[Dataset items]
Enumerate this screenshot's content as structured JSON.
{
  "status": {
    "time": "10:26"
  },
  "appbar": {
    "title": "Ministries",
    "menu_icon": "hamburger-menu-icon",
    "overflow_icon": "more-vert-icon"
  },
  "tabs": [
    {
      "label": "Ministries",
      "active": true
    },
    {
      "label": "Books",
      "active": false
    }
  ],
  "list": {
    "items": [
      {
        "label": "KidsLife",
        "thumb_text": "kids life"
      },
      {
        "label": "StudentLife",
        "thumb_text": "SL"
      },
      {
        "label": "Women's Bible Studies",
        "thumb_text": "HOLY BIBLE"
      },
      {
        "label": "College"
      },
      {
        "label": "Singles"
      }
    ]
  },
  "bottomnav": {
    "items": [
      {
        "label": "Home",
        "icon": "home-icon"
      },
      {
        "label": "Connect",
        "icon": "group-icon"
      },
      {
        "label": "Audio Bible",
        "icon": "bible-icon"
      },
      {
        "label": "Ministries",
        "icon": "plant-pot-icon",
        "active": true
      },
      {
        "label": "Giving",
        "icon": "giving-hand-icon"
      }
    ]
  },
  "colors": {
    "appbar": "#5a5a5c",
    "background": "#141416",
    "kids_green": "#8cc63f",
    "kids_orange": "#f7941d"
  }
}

• _DIRECTIONS_:
All entries shown above should be printed again exactly.

• _OUTPUT FOR THIS EXERCISE_:
Enumerate this screenshot's content as structured JSON.
{
  "status": {
    "time": "10:26"
  },
  "appbar": {
    "title": "Ministries",
    "menu_icon": "hamburger-menu-icon",
    "overflow_icon": "more-vert-icon"
  },
  "tabs": [
    {
      "label": "Ministries",
      "active": true
    },
    {
      "label": "Books",
      "active": false
    }
  ],
  "list": {
    "items": [
      {
        "label": "KidsLife",
        "thumb_text": "kids life"
      },
      {
        "label": "StudentLife",
        "thumb_text": "SL"
      },
      {
        "label": "Women's Bible Studies",
        "thumb_text": "HOLY BIBLE"
      },
      {
        "label": "College"
      },
      {
        "label": "Singles"
      }
    ]
  },
  "bottomnav": {
    "items": [
      {
        "label": "Home",
        "icon": "home-icon"
      },
      {
        "label": "Connect",
        "icon": "group-icon"
      },
      {
        "label": "Audio Bible",
        "icon": "bible-icon"
      },
      {
        "label": "Ministries",
        "icon": "plant-pot-icon",
        "active": true
      },
      {
        "label": "Giving",
        "icon": "giving-hand-icon"
      }
    ]
  },
  "colors": {
    "appbar": "#5a5a5c",
    "background": "#141416",
    "kids_green": "#8cc63f",
    "kids_orange": "#f7941d"
  }
}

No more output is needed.